DATASET RECORDS
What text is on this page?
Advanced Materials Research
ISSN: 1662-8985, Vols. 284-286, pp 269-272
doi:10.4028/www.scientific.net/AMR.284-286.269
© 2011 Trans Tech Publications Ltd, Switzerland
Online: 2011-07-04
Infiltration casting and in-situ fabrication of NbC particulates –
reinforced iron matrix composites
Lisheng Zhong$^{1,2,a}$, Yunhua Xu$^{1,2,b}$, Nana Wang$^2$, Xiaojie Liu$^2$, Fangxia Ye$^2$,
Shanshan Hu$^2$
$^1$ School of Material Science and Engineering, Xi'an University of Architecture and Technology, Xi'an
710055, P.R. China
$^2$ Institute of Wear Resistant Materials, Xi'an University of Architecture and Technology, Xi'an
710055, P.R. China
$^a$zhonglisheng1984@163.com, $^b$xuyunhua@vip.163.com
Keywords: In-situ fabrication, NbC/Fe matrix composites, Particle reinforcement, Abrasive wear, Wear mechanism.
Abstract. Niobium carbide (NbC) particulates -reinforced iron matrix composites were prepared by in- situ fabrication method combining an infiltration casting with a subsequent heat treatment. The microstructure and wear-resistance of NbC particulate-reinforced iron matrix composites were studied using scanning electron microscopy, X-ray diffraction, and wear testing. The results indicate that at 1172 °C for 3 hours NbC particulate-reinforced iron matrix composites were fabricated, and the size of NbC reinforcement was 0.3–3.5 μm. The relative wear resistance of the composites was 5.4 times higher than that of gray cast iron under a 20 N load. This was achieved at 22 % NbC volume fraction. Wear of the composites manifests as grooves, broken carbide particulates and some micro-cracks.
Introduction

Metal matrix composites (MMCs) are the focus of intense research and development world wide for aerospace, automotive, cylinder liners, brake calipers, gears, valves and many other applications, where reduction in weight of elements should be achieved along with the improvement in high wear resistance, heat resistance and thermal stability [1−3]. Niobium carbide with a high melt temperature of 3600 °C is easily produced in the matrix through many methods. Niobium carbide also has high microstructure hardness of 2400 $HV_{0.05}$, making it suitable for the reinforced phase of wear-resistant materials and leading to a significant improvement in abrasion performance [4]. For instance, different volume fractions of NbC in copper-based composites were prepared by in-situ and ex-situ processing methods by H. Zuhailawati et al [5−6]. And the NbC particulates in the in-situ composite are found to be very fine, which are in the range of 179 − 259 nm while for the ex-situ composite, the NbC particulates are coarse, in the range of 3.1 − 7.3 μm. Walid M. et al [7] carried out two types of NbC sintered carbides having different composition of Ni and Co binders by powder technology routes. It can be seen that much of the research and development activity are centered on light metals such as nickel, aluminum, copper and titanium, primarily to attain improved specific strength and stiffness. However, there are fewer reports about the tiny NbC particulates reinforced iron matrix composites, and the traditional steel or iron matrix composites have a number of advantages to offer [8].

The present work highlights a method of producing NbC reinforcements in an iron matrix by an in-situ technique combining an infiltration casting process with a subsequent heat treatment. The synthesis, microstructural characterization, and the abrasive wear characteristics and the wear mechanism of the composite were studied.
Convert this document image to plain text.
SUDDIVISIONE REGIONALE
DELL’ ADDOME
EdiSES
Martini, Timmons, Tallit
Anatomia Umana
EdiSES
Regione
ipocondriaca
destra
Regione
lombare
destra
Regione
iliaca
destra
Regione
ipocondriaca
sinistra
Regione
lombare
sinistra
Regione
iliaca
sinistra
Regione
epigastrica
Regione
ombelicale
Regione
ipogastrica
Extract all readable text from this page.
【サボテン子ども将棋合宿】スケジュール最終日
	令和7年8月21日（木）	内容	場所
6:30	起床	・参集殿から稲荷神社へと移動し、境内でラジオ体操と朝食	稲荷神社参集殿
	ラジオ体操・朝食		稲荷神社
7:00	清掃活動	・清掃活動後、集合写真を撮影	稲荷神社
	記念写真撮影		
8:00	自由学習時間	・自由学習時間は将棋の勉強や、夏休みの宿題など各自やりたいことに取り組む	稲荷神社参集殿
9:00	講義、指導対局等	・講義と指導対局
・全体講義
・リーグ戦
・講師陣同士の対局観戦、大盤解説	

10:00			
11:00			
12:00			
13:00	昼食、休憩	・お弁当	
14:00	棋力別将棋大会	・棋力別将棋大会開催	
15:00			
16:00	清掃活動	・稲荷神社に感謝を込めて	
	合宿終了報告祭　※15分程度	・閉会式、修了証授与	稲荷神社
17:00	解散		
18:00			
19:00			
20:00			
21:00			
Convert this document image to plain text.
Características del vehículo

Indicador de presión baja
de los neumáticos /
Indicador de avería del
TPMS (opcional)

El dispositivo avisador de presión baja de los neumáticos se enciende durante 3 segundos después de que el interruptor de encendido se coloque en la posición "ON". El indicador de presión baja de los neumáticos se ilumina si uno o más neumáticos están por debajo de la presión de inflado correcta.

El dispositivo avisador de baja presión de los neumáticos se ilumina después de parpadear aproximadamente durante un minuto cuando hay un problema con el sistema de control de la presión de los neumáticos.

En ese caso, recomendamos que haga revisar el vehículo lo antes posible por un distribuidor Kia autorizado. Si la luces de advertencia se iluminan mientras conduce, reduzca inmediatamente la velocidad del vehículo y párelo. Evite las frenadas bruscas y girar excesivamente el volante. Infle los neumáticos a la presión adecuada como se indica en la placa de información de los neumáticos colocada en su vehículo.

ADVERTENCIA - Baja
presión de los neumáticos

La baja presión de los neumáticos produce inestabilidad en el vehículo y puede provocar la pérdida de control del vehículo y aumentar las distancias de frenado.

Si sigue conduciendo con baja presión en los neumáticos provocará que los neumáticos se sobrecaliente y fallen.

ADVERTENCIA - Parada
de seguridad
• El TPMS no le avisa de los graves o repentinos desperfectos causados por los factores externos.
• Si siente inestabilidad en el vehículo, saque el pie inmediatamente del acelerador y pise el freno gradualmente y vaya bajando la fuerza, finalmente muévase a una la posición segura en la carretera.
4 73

SHORT EXERCISE
Repeat the preceding lines exactly, please, every one of them.

PROBLEM SOLUTION
What text is on this page?
Advanced Materials Research
ISSN: 1662-8985, Vols. 284-286, pp 269-272
doi:10.4028/www.scientific.net/AMR.284-286.269
© 2011 Trans Tech Publications Ltd, Switzerland
Online: 2011-07-04
Infiltration casting and in-situ fabrication of NbC particulates –
reinforced iron matrix composites
Lisheng Zhong$^{1,2,a}$, Yunhua Xu$^{1,2,b}$, Nana Wang$^2$, Xiaojie Liu$^2$, Fangxia Ye$^2$,
Shanshan Hu$^2$
$^1$ School of Material Science and Engineering, Xi'an University of Architecture and Technology, Xi'an
710055, P.R. China
$^2$ Institute of Wear Resistant Materials, Xi'an University of Architecture and Technology, Xi'an
710055, P.R. China
$^a$zhonglisheng1984@163.com, $^b$xuyunhua@vip.163.com
Keywords: In-situ fabrication, NbC/Fe matrix composites, Particle reinforcement, Abrasive wear, Wear mechanism.
Abstract. Niobium carbide (NbC) particulates -reinforced iron matrix composites were prepared by in- situ fabrication method combining an infiltration casting with a subsequent heat treatment. The microstructure and wear-resistance of NbC particulate-reinforced iron matrix composites were studied using scanning electron microscopy, X-ray diffraction, and wear testing. The results indicate that at 1172 °C for 3 hours NbC particulate-reinforced iron matrix composites were fabricated, and the size of NbC reinforcement was 0.3–3.5 μm. The relative wear resistance of the composites was 5.4 times higher than that of gray cast iron under a 20 N load. This was achieved at 22 % NbC volume fraction. Wear of the composites manifests as grooves, broken carbide particulates and some micro-cracks.
Introduction

Metal matrix composites (MMCs) are the focus of intense research and development world wide for aerospace, automotive, cylinder liners, brake calipers, gears, valves and many other applications, where reduction in weight of elements should be achieved along with the improvement in high wear resistance, heat resistance and thermal stability [1−3]. Niobium carbide with a high melt temperature of 3600 °C is easily produced in the matrix through many methods. Niobium carbide also has high microstructure hardness of 2400 $HV_{0.05}$, making it suitable for the reinforced phase of wear-resistant materials and leading to a significant improvement in abrasion performance [4]. For instance, different volume fractions of NbC in copper-based composites were prepared by in-situ and ex-situ processing methods by H. Zuhailawati et al [5−6]. And the NbC particulates in the in-situ composite are found to be very fine, which are in the range of 179 − 259 nm while for the ex-situ composite, the NbC particulates are coarse, in the range of 3.1 − 7.3 μm. Walid M. et al [7] carried out two types of NbC sintered carbides having different composition of Ni and Co binders by powder technology routes. It can be seen that much of the research and development activity are centered on light metals such as nickel, aluminum, copper and titanium, primarily to attain improved specific strength and stiffness. However, there are fewer reports about the tiny NbC particulates reinforced iron matrix composites, and the traditional steel or iron matrix composites have a number of advantages to offer [8].

The present work highlights a method of producing NbC reinforcements in an iron matrix by an in-situ technique combining an infiltration casting process with a subsequent heat treatment. The synthesis, microstructural characterization, and the abrasive wear characteristics and the wear mechanism of the composite were studied.
Convert this document image to plain text.
SUDDIVISIONE REGIONALE
DELL’ ADDOME
EdiSES
Martini, Timmons, Tallit
Anatomia Umana
EdiSES
Regione
ipocondriaca
destra
Regione
lombare
destra
Regione
iliaca
destra
Regione
ipocondriaca
sinistra
Regione
lombare
sinistra
Regione
iliaca
sinistra
Regione
epigastrica
Regione
ombelicale
Regione
ipogastrica
Extract all readable text from this page.
【サボテン子ども将棋合宿】スケジュール最終日
	令和7年8月21日（木）	内容	場所
6:30	起床	・参集殿から稲荷神社へと移動し、境内でラジオ体操と朝食	稲荷神社参集殿
	ラジオ体操・朝食		稲荷神社
7:00	清掃活動	・清掃活動後、集合写真を撮影	稲荷神社
	記念写真撮影		
8:00	自由学習時間	・自由学習時間は将棋の勉強や、夏休みの宿題など各自やりたいことに取り組む	稲荷神社参集殿
9:00	講義、指導対局等	・講義と指導対局
・全体講義
・リーグ戦
・講師陣同士の対局観戦、大盤解説	

10:00			
11:00			
12:00			
13:00	昼食、休憩	・お弁当	
14:00	棋力別将棋大会	・棋力別将棋大会開催	
15:00			
16:00	清掃活動	・稲荷神社に感謝を込めて	
	合宿終了報告祭　※15分程度	・閉会式、修了証授与	稲荷神社
17:00	解散		
18:00			
19:00			
20:00			
21:00			
Convert this document image to plain text.
Características del vehículo

Indicador de presión baja
de los neumáticos /
Indicador de avería del
TPMS (opcional)

El dispositivo avisador de presión baja de los neumáticos se enciende durante 3 segundos después de que el interruptor de encendido se coloque en la posición "ON". El indicador de presión baja de los neumáticos se ilumina si uno o más neumáticos están por debajo de la presión de inflado correcta.

El dispositivo avisador de baja presión de los neumáticos se ilumina después de parpadear aproximadamente durante un minuto cuando hay un problema con el sistema de control de la presión de los neumáticos.

En ese caso, recomendamos que haga revisar el vehículo lo antes posible por un distribuidor Kia autorizado. Si la luces de advertencia se iluminan mientras conduce, reduzca inmediatamente la velocidad del vehículo y párelo. Evite las frenadas bruscas y girar excesivamente el volante. Infle los neumáticos a la presión adecuada como se indica en la placa de información de los neumáticos colocada en su vehículo.

ADVERTENCIA - Baja
presión de los neumáticos

La baja presión de los neumáticos produce inestabilidad en el vehículo y puede provocar la pérdida de control del vehículo y aumentar las distancias de frenado.

Si sigue conduciendo con baja presión en los neumáticos provocará que los neumáticos se sobrecaliente y fallen.

ADVERTENCIA - Parada
de seguridad
• El TPMS no le avisa de los graves o repentinos desperfectos causados por los factores externos.
• Si siente inestabilidad en el vehículo, saque el pie inmediatamente del acelerador y pise el freno gradualmente y vaya bajando la fuerza, finalmente muévase a una la posición segura en la carretera.
4 73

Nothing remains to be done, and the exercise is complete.